§ **Task requirements**
Copy each line in which the string "Rail" occurs.

§ **Data rows**
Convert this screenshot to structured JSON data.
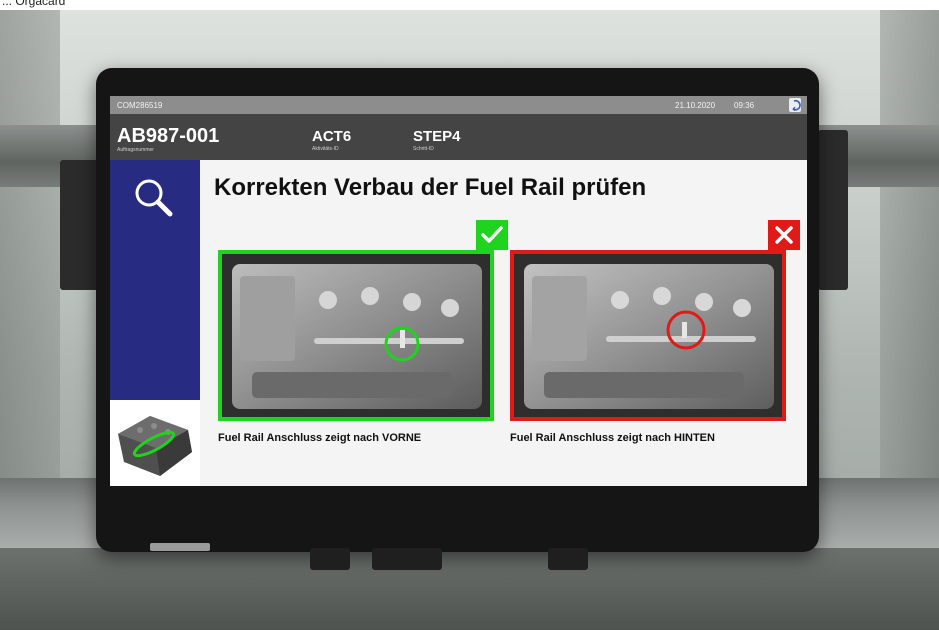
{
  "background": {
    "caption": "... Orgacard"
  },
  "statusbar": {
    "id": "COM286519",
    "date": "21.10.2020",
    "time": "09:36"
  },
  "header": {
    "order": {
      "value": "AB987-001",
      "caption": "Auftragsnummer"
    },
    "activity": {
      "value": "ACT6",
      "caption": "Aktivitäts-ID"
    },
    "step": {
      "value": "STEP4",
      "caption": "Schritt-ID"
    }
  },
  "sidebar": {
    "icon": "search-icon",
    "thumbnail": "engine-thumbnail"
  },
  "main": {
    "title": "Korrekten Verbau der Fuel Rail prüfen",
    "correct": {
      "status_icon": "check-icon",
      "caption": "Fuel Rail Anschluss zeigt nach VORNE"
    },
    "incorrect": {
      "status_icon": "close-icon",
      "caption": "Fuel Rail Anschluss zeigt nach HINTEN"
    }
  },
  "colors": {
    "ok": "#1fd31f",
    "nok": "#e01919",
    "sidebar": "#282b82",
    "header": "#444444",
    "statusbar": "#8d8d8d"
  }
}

§ **Output below**
    "title": "Korrekten Verbau der Fuel Rail prüfen",
      "caption": "Fuel Rail Anschluss zeigt nach VORNE"
      "caption": "Fuel Rail Anschluss zeigt nach HINTEN"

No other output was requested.